-- Start Data to process --

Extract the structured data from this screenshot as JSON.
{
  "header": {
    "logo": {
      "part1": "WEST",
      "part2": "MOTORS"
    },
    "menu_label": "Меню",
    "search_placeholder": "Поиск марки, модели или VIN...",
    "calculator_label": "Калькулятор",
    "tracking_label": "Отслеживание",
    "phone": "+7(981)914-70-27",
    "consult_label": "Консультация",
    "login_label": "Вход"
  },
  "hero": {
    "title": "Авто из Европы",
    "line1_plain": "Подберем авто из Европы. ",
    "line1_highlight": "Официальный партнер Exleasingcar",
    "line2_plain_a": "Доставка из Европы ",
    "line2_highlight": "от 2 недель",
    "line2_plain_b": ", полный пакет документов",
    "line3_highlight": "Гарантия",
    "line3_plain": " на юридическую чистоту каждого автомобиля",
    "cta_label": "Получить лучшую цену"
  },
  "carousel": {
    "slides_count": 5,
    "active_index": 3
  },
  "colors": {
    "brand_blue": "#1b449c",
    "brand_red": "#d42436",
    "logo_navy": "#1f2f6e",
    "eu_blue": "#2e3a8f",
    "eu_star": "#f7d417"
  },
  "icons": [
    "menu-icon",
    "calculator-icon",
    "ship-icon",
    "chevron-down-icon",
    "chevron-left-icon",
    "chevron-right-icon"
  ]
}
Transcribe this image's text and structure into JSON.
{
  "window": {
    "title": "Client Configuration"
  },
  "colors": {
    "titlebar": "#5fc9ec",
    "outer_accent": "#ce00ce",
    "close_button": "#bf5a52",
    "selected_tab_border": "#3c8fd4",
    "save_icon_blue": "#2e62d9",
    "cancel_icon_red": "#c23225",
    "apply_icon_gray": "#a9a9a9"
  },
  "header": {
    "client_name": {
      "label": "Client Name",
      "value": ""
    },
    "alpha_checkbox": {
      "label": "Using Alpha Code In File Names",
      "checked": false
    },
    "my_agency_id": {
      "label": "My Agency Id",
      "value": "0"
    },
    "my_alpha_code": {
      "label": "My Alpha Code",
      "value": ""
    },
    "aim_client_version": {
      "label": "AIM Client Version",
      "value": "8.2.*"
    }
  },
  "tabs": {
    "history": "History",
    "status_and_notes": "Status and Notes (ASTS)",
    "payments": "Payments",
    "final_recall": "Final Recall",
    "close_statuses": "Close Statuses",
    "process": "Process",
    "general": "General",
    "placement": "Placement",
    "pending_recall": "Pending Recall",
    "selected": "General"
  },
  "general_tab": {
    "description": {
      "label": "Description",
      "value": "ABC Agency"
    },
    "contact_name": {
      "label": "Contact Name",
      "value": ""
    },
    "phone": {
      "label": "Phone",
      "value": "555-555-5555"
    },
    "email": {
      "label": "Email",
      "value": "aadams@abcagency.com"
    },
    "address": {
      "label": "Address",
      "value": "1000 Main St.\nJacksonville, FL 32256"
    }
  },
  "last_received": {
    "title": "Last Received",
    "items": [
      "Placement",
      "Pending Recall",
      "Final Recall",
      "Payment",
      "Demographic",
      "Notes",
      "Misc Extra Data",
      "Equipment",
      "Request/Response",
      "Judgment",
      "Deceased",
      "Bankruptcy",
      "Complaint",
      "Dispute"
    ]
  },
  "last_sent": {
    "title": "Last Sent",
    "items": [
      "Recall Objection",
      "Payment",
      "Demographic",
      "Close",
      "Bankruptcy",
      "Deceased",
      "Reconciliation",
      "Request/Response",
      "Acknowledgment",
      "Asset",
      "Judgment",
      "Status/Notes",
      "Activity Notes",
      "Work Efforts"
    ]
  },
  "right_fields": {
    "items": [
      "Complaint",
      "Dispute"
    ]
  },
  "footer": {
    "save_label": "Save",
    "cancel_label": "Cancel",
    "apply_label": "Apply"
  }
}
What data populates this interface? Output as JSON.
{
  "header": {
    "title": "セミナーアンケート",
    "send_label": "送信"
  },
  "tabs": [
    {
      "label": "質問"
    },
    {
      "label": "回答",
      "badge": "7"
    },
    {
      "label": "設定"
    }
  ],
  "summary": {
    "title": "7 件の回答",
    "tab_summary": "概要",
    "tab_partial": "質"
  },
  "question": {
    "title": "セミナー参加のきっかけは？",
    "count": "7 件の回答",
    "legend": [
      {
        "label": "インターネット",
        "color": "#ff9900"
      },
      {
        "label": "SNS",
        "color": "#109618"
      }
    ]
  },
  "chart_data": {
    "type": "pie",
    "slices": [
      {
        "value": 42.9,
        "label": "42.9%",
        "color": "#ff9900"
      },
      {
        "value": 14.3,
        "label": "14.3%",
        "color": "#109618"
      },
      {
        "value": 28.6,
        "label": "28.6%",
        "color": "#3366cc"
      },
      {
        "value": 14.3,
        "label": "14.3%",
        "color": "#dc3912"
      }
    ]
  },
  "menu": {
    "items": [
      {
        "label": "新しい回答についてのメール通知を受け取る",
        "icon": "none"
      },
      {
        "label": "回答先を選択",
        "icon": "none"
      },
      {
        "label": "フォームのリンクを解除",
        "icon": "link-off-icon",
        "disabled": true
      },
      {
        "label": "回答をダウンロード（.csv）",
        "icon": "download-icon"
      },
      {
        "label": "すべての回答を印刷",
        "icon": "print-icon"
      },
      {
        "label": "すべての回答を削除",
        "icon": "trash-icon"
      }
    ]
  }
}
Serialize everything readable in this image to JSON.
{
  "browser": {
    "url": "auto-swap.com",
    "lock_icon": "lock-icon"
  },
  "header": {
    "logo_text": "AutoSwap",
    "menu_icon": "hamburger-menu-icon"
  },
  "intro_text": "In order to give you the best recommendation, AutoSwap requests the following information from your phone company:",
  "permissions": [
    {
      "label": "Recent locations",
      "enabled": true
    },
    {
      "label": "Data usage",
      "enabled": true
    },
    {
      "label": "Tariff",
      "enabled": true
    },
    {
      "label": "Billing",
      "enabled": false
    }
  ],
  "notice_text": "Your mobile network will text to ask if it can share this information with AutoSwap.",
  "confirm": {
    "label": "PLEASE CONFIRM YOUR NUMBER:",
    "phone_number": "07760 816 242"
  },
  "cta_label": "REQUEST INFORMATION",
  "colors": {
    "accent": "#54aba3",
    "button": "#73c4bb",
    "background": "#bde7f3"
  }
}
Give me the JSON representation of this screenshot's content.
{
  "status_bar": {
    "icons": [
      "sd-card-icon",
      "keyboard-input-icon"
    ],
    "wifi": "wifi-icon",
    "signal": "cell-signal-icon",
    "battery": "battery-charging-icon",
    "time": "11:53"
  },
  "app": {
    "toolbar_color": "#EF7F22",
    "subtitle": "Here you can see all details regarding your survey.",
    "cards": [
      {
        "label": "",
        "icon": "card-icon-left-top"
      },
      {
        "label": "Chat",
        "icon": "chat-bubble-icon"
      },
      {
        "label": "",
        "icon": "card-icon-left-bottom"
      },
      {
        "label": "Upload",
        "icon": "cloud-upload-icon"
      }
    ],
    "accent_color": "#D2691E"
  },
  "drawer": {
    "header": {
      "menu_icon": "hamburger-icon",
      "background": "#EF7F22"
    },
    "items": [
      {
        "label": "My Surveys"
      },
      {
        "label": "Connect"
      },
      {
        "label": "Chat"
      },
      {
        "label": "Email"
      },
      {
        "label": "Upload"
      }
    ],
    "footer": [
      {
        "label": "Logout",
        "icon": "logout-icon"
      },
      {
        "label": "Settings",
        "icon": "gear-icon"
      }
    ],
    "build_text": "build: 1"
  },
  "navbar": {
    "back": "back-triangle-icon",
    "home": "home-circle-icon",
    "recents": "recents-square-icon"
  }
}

-- End Data to process --

# What you should do:
Only lines with the word "screenshot" should be collected from the material.

# Full response:
Extract the structured data from this screenshot as JSON.
Give me the JSON representation of this screenshot's content.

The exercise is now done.